= Written task =
Gather each line of the records where "opción" appears.
# start of Extracted records
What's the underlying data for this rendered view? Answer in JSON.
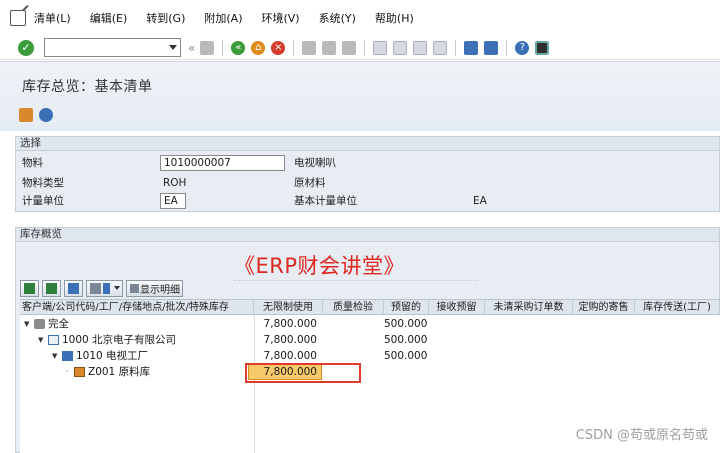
{
  "menu": {
    "items": [
      "清单(L)",
      "编辑(E)",
      "转到(G)",
      "附加(A)",
      "环境(V)",
      "系统(Y)",
      "帮助(H)"
    ]
  },
  "toolbar": {
    "command_value": "",
    "icons": [
      "save-icon",
      "back-icon",
      "exit-icon",
      "cancel-icon",
      "print-icon",
      "find-icon",
      "find-next-icon",
      "first-page-icon",
      "prev-page-icon",
      "next-page-icon",
      "last-page-icon",
      "new-session-icon",
      "shortcut-icon",
      "help-icon",
      "customize-layout-icon"
    ]
  },
  "page": {
    "title": "库存总览：基本清单"
  },
  "selection": {
    "header": "选择",
    "material_label": "物料",
    "material_value": "1010000007",
    "material_desc": "电视喇叭",
    "material_type_label": "物料类型",
    "material_type_value": "ROH",
    "material_type_desc": "原材料",
    "uom_label": "计量单位",
    "uom_value": "EA",
    "base_uom_label": "基本计量单位",
    "base_uom_value": "EA"
  },
  "overview": {
    "header": "库存概览",
    "watermark": "《ERP财会讲堂》",
    "show_details_label": "显示明细",
    "columns": [
      "客户端/公司代码/工厂/存储地点/批次/特殊库存",
      "无限制使用",
      "质量检验",
      "预留的",
      "接收预留",
      "未清采购订单数",
      "定购的寄售",
      "库存传送(工厂)"
    ],
    "rows": [
      {
        "label": "完全",
        "unrestricted": "7,800.000",
        "reserved": "500.000"
      },
      {
        "label": "1000 北京电子有限公司",
        "unrestricted": "7,800.000",
        "reserved": "500.000"
      },
      {
        "label": "1010 电视工厂",
        "unrestricted": "7,800.000",
        "reserved": "500.000"
      },
      {
        "label": "Z001 原料库",
        "unrestricted": "7,800.000",
        "reserved": ""
      }
    ]
  },
  "footer": {
    "csdn": "CSDN @苟或原名苟或"
  },
  "colors": {
    "accent_red": "#e03a2f",
    "highlight": "#f7c96a",
    "sap_blue": "#3b6fb6"
  }
}
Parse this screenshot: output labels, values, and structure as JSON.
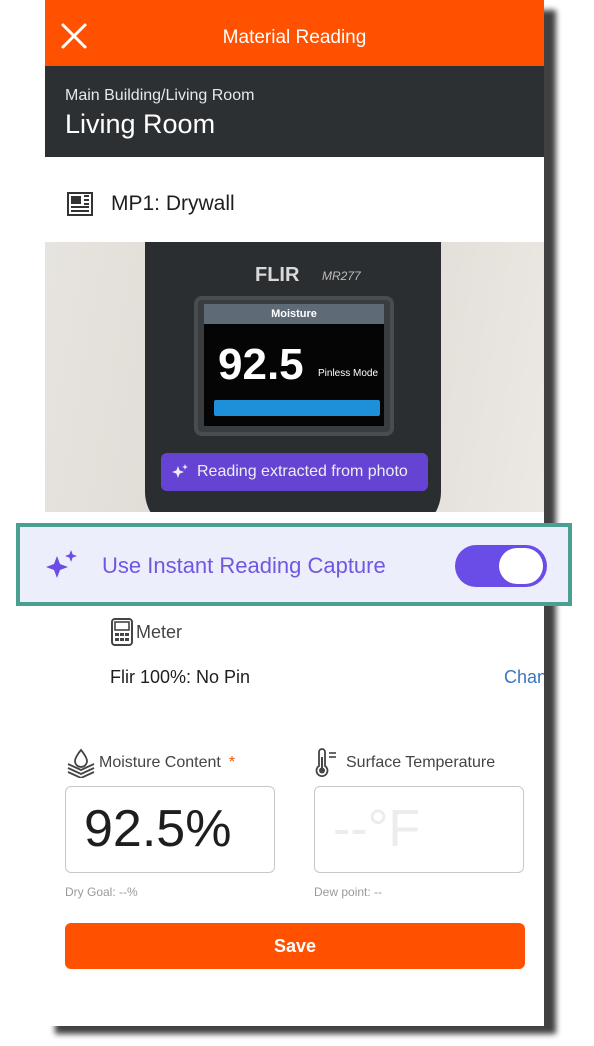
{
  "header": {
    "title": "Material Reading",
    "close_icon": "close-icon"
  },
  "location": {
    "path": "Main Building/Living Room",
    "title": "Living Room"
  },
  "material": {
    "icon": "drywall-icon",
    "label": "MP1: Drywall"
  },
  "photo": {
    "brand": "FLIR",
    "model": "MR277",
    "screen_header": "Moisture",
    "screen_value": "92.5",
    "screen_mode": "Pinless Mode",
    "ai_badge": "Reading extracted from photo"
  },
  "instant_capture": {
    "label": "Use Instant Reading Capture",
    "enabled": true,
    "accent_color": "#6a4ce6"
  },
  "meter": {
    "label": "Meter",
    "name": "Flir 100%: No Pin",
    "change_label": "Change"
  },
  "moisture": {
    "label": "Moisture Content",
    "required_mark": "*",
    "value": "92.5%",
    "hint": "Dry Goal: --%"
  },
  "surface_temp": {
    "label": "Surface Temperature",
    "placeholder": "--°F",
    "hint": "Dew point: --"
  },
  "save_label": "Save",
  "colors": {
    "brand": "#ff5100",
    "header_dark": "#2d3033",
    "link": "#3b76c1"
  }
}
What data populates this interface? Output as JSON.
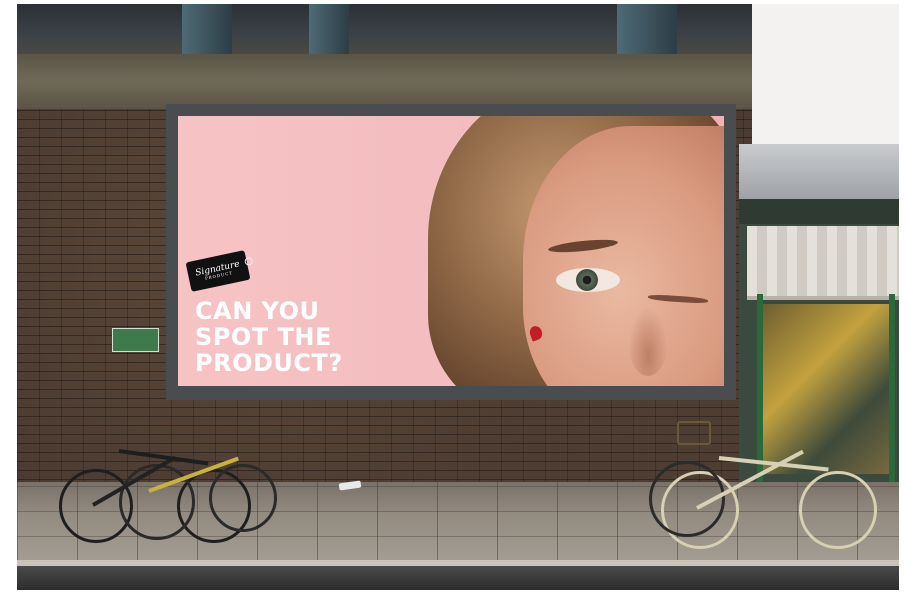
{
  "billboard": {
    "brand_logo": "Signature",
    "brand_logo_sub": "PRODUCT",
    "headline_lines": [
      "CAN YOU",
      "SPOT THE",
      "PRODUCT?"
    ]
  },
  "colors": {
    "billboard_background": "#f4bdbf",
    "headline_text": "#ffffff",
    "logo_background": "#111111",
    "product_mark": "#c41d27"
  },
  "scene": {
    "elements": [
      "railway-bridge",
      "brick-wall",
      "billboard",
      "shopfront",
      "bicycles",
      "wet-pavement",
      "road"
    ]
  }
}
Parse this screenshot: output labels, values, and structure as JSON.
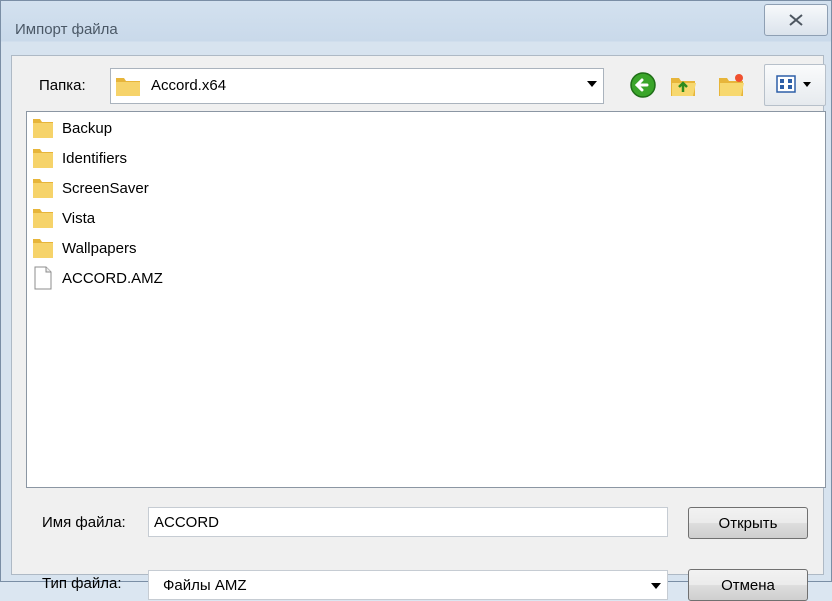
{
  "window": {
    "title": "Импорт файла",
    "close_glyph": "⌧"
  },
  "folder": {
    "label": "Папка:",
    "value": "Accord.x64"
  },
  "toolbar": {
    "icons": [
      "back-icon",
      "up-folder-icon",
      "new-folder-icon",
      "view-menu-icon"
    ]
  },
  "files": [
    {
      "name": "Backup",
      "type": "folder"
    },
    {
      "name": "Identifiers",
      "type": "folder"
    },
    {
      "name": "ScreenSaver",
      "type": "folder"
    },
    {
      "name": "Vista",
      "type": "folder"
    },
    {
      "name": "Wallpapers",
      "type": "folder"
    },
    {
      "name": "ACCORD.AMZ",
      "type": "file"
    }
  ],
  "filename": {
    "label": "Имя файла:",
    "value": "ACCORD"
  },
  "filetype": {
    "label": "Тип файла:",
    "value": "Файлы AMZ"
  },
  "buttons": {
    "open": "Открыть",
    "cancel": "Отмена"
  },
  "colors": {
    "accent": "#2e8b1e",
    "folder": "#f2c84b"
  }
}
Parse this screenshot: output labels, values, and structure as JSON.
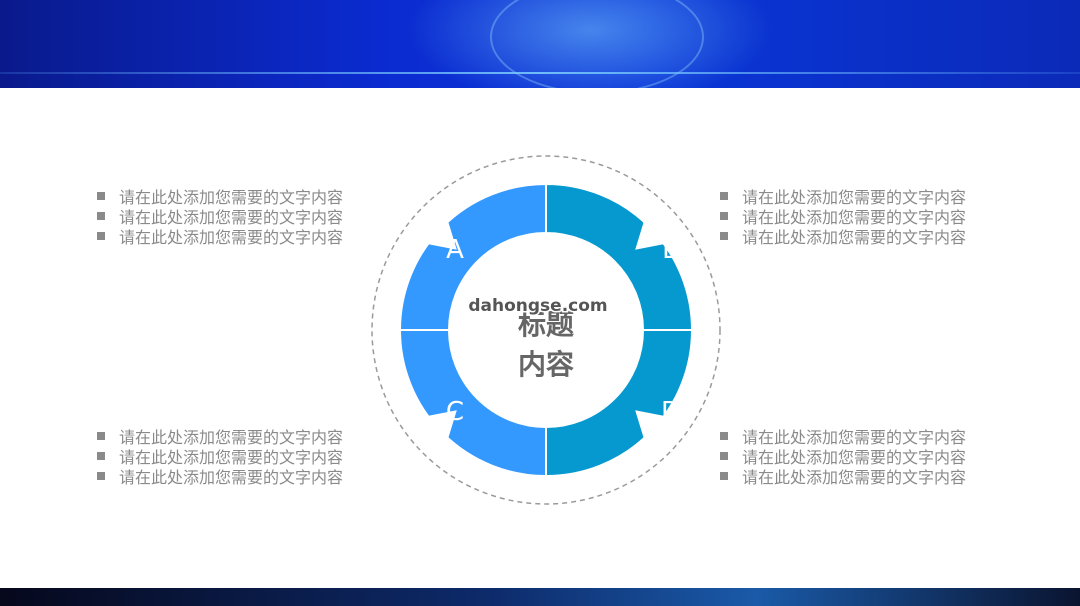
{
  "diagram": {
    "center_title_line1": "标题",
    "center_title_line2": "内容",
    "watermark": "dahongse.com",
    "segments": [
      {
        "label": "A",
        "color": "#3399ff"
      },
      {
        "label": "B",
        "color": "#0599cf"
      },
      {
        "label": "C",
        "color": "#3399ff"
      },
      {
        "label": "D",
        "color": "#0599cf"
      }
    ]
  },
  "text_blocks": {
    "top_left": [
      "请在此处添加您需要的文字内容",
      "请在此处添加您需要的文字内容",
      "请在此处添加您需要的文字内容"
    ],
    "top_right": [
      "请在此处添加您需要的文字内容",
      "请在此处添加您需要的文字内容",
      "请在此处添加您需要的文字内容"
    ],
    "bottom_left": [
      "请在此处添加您需要的文字内容",
      "请在此处添加您需要的文字内容",
      "请在此处添加您需要的文字内容"
    ],
    "bottom_right": [
      "请在此处添加您需要的文字内容",
      "请在此处添加您需要的文字内容",
      "请在此处添加您需要的文字内容"
    ]
  },
  "colors": {
    "text_gray": "#8a8a8a",
    "header_blue": "#0b2bd0"
  }
}
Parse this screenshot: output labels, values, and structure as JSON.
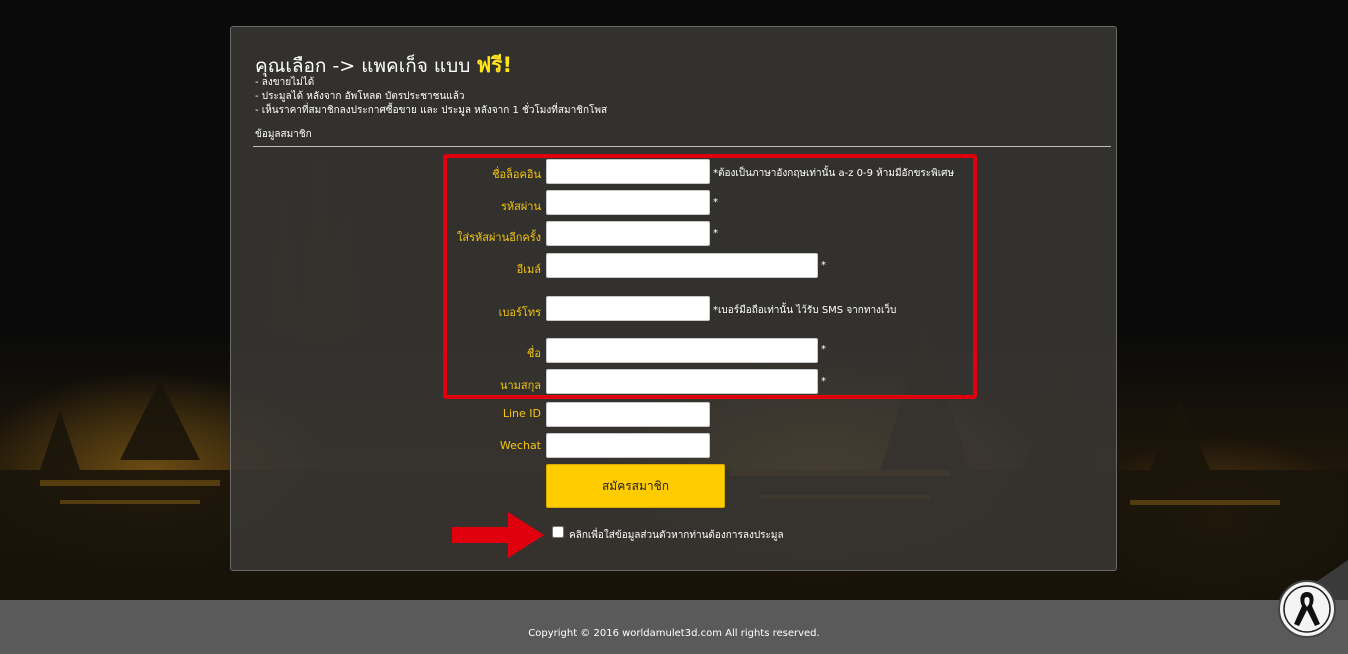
{
  "header": {
    "title_prefix": "คุณเลือก -> แพคเก็จ แบบ",
    "title_highlight": "ฟรี!"
  },
  "notes": [
    "- ลงขายไม่ได้",
    "- ประมูลได้ หลังจาก อัพโหลด บัตรประชาชนแล้ว",
    "- เห็นราคาที่สมาชิกลงประกาศซื้อขาย และ ประมูล หลังจาก 1 ชั่วโมงที่สมาชิกโพส"
  ],
  "section_label": "ข้อมูลสมาชิก",
  "form": {
    "username": {
      "label": "ชื่อล็อคอิน",
      "value": "",
      "hint": "*ต้องเป็นภาษาอังกฤษเท่านั้น a-z 0-9 ห้ามมีอักขระพิเศษ"
    },
    "password": {
      "label": "รหัสผ่าน",
      "value": "",
      "hint": "*"
    },
    "password_confirm": {
      "label": "ใส่รหัสผ่านอีกครั้ง",
      "value": "",
      "hint": "*"
    },
    "email": {
      "label": "อีเมล์",
      "value": "",
      "hint": "*"
    },
    "phone": {
      "label": "เบอร์โทร",
      "value": "",
      "hint": "*เบอร์มือถือเท่านั้น ไว้รับ SMS จากทางเว็บ"
    },
    "first_name": {
      "label": "ชื่อ",
      "value": "",
      "hint": "*"
    },
    "last_name": {
      "label": "นามสกุล",
      "value": "",
      "hint": "*"
    },
    "line_id": {
      "label": "Line ID",
      "value": ""
    },
    "wechat": {
      "label": "Wechat",
      "value": ""
    },
    "submit_label": "สมัครสมาชิก",
    "checkbox_label": "คลิกเพื่อใส่ข้อมูลส่วนตัวหากท่านต้องการลงประมูล",
    "checkbox_checked": false
  },
  "footer": {
    "copyright": "Copyright © 2016 worldamulet3d.com All rights reserved."
  },
  "colors": {
    "accent": "#ffcc00",
    "label": "#f4c60f",
    "highlight_box": "#e0000d",
    "footer_bg": "#5a5a5a"
  },
  "icons": {
    "ribbon": "mourning-ribbon-icon",
    "arrow": "red-arrow-right-icon"
  }
}
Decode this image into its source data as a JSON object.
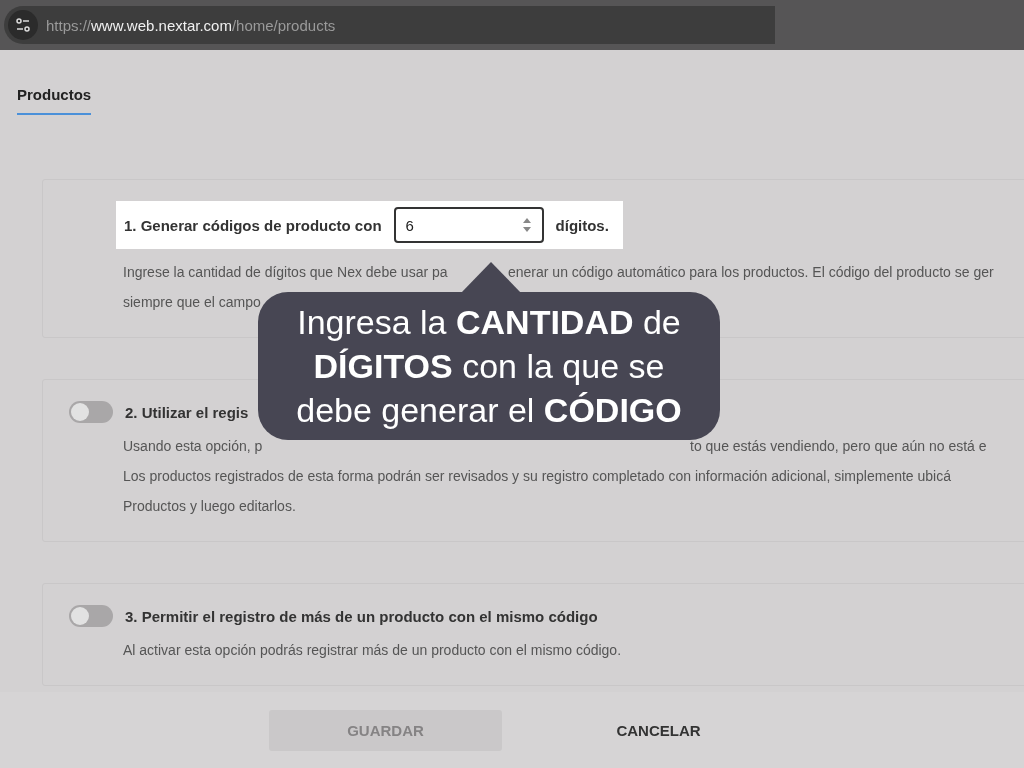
{
  "address_bar": {
    "scheme": "https://",
    "host": "www.web.nextar.com",
    "path": "/home/products"
  },
  "tabs": [
    {
      "label": "Productos",
      "selected": true
    }
  ],
  "settings": [
    {
      "kind": "number",
      "highlighted": true,
      "label": "1. Generar códigos de producto con",
      "value": "6",
      "suffix": "dígitos.",
      "lines": [
        [
          "Ingrese la cantidad de dígitos que Nex debe usar pa",
          "enerar un código automático para los productos. El código del producto se ger"
        ],
        [
          "siempre que el campo"
        ]
      ]
    },
    {
      "kind": "toggle",
      "on": false,
      "label": "2. Utilizar el regis",
      "lines": [
        [
          "Usando esta opción, p",
          "to que estás vendiendo, pero que aún no está e"
        ],
        [
          "Los productos registrados de esta forma podrán ser revisados y su registro completado con información adicional, simplemente ubicá"
        ],
        [
          "Productos y luego editarlos."
        ]
      ]
    },
    {
      "kind": "toggle",
      "on": false,
      "label": "3. Permitir el registro de más de un producto con el mismo código",
      "lines": [
        [
          "Al activar esta opción podrás registrar más de un producto con el mismo código."
        ]
      ]
    }
  ],
  "tooltip": {
    "text": "Ingresa la **CANTIDAD** de **DÍGITOS** con la que se debe generar el **CÓDIGO**"
  },
  "buttons": [
    {
      "label": "GUARDAR",
      "disabled": true
    },
    {
      "label": "CANCELAR",
      "disabled": false
    }
  ]
}
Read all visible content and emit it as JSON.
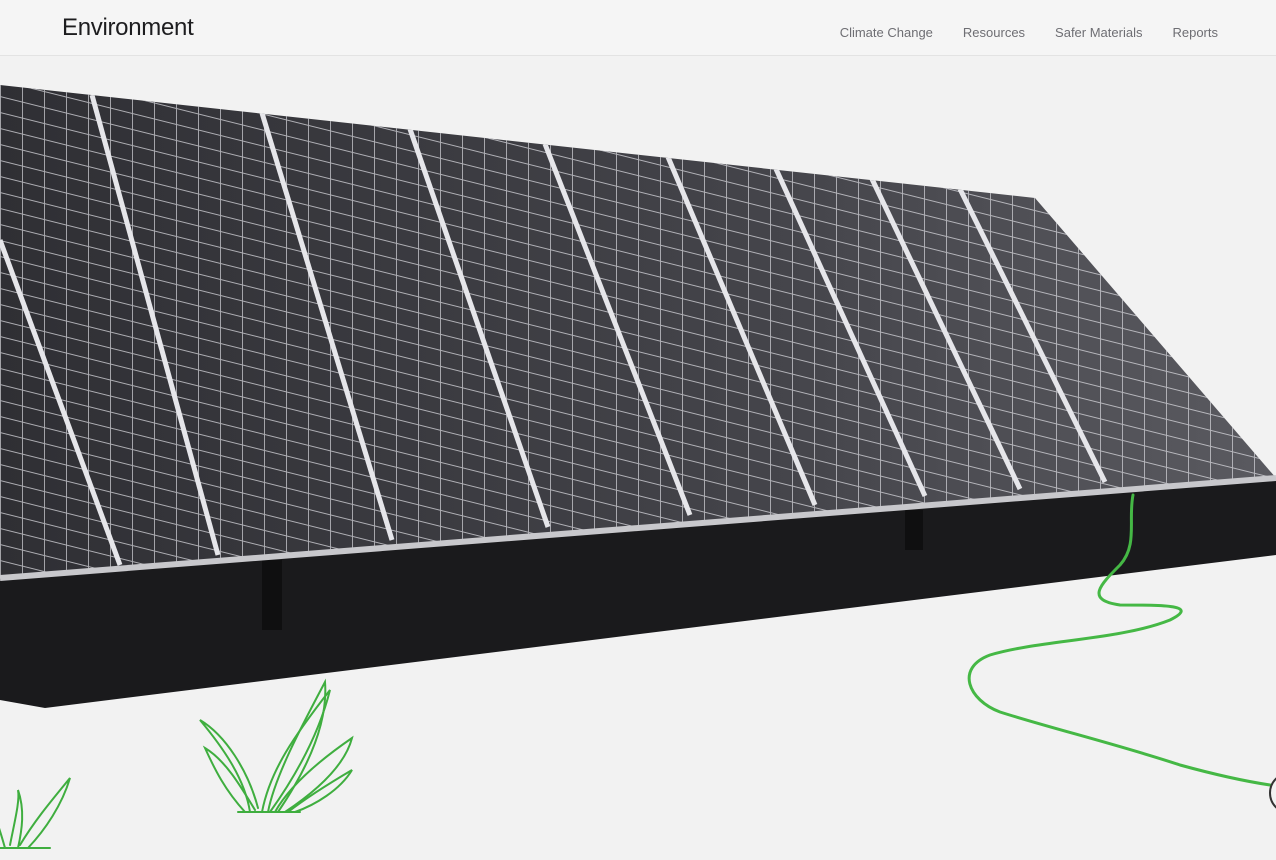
# end of Extracted records
= Answer to this task =
          "Usando esta opción, p",
          "Al activar esta opción podrás registrar más de un producto con el mismo código."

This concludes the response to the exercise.